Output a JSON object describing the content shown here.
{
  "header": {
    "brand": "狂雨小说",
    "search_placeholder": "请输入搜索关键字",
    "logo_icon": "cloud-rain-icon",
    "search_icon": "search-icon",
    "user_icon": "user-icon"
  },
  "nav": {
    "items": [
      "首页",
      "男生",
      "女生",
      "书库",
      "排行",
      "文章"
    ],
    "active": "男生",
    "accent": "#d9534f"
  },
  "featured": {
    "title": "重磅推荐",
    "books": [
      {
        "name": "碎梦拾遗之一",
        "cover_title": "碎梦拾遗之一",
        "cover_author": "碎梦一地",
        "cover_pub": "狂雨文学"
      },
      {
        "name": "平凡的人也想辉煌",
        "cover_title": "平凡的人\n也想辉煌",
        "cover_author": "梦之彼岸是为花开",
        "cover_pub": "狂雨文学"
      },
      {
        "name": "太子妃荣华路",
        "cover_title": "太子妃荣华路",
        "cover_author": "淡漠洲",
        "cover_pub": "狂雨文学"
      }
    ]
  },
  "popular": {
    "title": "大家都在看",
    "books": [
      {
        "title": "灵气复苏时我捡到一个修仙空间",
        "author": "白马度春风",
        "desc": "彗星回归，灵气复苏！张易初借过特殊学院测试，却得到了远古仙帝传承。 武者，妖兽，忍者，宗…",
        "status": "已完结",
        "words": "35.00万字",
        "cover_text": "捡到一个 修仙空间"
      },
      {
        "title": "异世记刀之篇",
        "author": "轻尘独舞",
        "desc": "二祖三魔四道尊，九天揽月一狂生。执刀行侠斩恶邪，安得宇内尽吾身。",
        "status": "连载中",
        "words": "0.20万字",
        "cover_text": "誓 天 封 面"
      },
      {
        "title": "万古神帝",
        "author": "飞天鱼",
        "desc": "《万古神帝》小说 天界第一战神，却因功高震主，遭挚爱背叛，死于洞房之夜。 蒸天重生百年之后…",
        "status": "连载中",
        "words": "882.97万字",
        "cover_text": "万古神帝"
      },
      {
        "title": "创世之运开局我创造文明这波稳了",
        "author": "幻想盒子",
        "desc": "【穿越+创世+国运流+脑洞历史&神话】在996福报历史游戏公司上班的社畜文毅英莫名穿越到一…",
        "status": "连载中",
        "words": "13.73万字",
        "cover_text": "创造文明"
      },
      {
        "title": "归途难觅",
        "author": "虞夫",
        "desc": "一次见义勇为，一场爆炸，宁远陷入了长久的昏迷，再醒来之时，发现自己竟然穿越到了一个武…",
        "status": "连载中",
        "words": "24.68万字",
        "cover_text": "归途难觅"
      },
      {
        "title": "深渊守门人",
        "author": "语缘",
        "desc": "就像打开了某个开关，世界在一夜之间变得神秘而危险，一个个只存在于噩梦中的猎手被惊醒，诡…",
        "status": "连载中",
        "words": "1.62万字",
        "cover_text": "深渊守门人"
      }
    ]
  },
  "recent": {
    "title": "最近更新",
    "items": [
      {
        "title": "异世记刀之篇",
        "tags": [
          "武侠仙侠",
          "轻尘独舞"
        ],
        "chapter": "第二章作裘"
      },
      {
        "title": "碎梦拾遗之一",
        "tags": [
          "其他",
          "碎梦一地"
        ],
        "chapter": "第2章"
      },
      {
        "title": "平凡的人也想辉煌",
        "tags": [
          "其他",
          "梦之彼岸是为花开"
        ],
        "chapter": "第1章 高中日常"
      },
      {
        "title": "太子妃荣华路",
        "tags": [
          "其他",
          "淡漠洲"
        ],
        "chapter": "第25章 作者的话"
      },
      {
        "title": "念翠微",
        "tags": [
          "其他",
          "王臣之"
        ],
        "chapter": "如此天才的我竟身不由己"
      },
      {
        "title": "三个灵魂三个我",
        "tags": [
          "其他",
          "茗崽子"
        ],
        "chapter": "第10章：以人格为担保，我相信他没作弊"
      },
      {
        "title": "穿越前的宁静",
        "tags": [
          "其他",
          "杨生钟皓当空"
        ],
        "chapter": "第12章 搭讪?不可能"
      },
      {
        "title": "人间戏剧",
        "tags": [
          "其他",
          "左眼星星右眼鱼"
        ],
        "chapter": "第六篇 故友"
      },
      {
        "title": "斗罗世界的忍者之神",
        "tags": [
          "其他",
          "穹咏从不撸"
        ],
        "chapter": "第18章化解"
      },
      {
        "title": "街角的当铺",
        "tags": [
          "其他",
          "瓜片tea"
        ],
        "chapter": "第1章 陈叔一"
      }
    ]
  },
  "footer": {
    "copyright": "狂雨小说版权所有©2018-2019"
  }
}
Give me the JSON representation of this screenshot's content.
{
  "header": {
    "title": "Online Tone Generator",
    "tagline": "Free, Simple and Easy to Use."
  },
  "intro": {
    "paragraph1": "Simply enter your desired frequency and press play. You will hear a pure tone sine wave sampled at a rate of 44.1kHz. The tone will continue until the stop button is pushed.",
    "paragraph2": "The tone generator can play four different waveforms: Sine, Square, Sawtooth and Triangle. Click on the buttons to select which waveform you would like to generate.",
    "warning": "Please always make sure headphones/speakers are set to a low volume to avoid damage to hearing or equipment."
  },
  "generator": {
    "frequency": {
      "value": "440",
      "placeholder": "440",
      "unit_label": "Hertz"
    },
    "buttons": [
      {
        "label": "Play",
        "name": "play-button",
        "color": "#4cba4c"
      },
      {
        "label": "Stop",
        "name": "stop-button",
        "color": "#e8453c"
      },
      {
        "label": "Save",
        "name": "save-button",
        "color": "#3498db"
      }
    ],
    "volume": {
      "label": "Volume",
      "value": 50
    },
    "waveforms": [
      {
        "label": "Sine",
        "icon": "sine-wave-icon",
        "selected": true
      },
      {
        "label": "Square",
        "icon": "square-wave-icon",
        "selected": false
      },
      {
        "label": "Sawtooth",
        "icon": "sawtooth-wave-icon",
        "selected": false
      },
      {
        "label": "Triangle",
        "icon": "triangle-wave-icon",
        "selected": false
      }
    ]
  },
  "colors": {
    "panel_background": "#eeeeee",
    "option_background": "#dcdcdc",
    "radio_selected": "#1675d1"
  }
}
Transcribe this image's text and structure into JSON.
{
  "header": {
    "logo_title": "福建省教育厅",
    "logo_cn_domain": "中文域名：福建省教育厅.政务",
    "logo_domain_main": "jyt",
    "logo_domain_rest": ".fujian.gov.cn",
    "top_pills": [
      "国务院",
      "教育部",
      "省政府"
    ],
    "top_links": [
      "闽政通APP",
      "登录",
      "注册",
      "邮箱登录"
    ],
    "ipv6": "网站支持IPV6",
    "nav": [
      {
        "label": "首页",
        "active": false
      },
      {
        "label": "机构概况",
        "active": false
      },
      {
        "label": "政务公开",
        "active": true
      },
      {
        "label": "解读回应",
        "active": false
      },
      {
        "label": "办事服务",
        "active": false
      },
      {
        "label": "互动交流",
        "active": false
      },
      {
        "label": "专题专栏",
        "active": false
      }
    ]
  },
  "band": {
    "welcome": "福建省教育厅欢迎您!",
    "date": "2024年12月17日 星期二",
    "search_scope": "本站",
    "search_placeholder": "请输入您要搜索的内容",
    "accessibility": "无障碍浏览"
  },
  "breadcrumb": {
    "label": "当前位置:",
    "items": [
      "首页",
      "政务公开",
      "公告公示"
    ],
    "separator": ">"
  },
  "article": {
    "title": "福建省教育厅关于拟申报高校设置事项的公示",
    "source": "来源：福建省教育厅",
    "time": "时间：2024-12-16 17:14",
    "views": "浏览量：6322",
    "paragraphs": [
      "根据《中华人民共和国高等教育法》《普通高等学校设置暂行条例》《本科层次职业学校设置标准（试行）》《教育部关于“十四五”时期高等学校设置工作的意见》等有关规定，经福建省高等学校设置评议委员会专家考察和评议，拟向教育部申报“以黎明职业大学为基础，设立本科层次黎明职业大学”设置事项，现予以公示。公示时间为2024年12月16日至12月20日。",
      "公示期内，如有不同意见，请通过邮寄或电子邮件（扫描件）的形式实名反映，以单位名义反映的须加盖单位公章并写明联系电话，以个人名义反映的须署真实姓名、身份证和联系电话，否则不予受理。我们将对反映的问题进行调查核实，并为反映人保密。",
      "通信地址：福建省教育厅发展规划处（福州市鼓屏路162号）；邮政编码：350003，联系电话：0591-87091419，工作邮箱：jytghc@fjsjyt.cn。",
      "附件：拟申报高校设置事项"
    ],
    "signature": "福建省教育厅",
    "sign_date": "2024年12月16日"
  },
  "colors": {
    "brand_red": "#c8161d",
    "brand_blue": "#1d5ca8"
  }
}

- Given task
Locate the line that contains "Transcribe this image's", then please quote it and every line after it to the end of the entries above, exactly and with nothing else.

- Output of the task
Transcribe this image's text and structure into JSON.
{
  "header": {
    "logo_title": "福建省教育厅",
    "logo_cn_domain": "中文域名：福建省教育厅.政务",
    "logo_domain_main": "jyt",
    "logo_domain_rest": ".fujian.gov.cn",
    "top_pills": [
      "国务院",
      "教育部",
      "省政府"
    ],
    "top_links": [
      "闽政通APP",
      "登录",
      "注册",
      "邮箱登录"
    ],
    "ipv6": "网站支持IPV6",
    "nav": [
      {
        "label": "首页",
        "active": false
      },
      {
        "label": "机构概况",
        "active": false
      },
      {
        "label": "政务公开",
        "active": true
      },
      {
        "label": "解读回应",
        "active": false
      },
      {
        "label": "办事服务",
        "active": false
      },
      {
        "label": "互动交流",
        "active": false
      },
      {
        "label": "专题专栏",
        "active": false
      }
    ]
  },
  "band": {
    "welcome": "福建省教育厅欢迎您!",
    "date": "2024年12月17日 星期二",
    "search_scope": "本站",
    "search_placeholder": "请输入您要搜索的内容",
    "accessibility": "无障碍浏览"
  },
  "breadcrumb": {
    "label": "当前位置:",
    "items": [
      "首页",
      "政务公开",
      "公告公示"
    ],
    "separator": ">"
  },
  "article": {
    "title": "福建省教育厅关于拟申报高校设置事项的公示",
    "source": "来源：福建省教育厅",
    "time": "时间：2024-12-16 17:14",
    "views": "浏览量：6322",
    "paragraphs": [
      "根据《中华人民共和国高等教育法》《普通高等学校设置暂行条例》《本科层次职业学校设置标准（试行）》《教育部关于“十四五”时期高等学校设置工作的意见》等有关规定，经福建省高等学校设置评议委员会专家考察和评议，拟向教育部申报“以黎明职业大学为基础，设立本科层次黎明职业大学”设置事项，现予以公示。公示时间为2024年12月16日至12月20日。",
      "公示期内，如有不同意见，请通过邮寄或电子邮件（扫描件）的形式实名反映，以单位名义反映的须加盖单位公章并写明联系电话，以个人名义反映的须署真实姓名、身份证和联系电话，否则不予受理。我们将对反映的问题进行调查核实，并为反映人保密。",
      "通信地址：福建省教育厅发展规划处（福州市鼓屏路162号）；邮政编码：350003，联系电话：0591-87091419，工作邮箱：jytghc@fjsjyt.cn。",
      "附件：拟申报高校设置事项"
    ],
    "signature": "福建省教育厅",
    "sign_date": "2024年12月16日"
  },
  "colors": {
    "brand_red": "#c8161d",
    "brand_blue": "#1d5ca8"
  }
}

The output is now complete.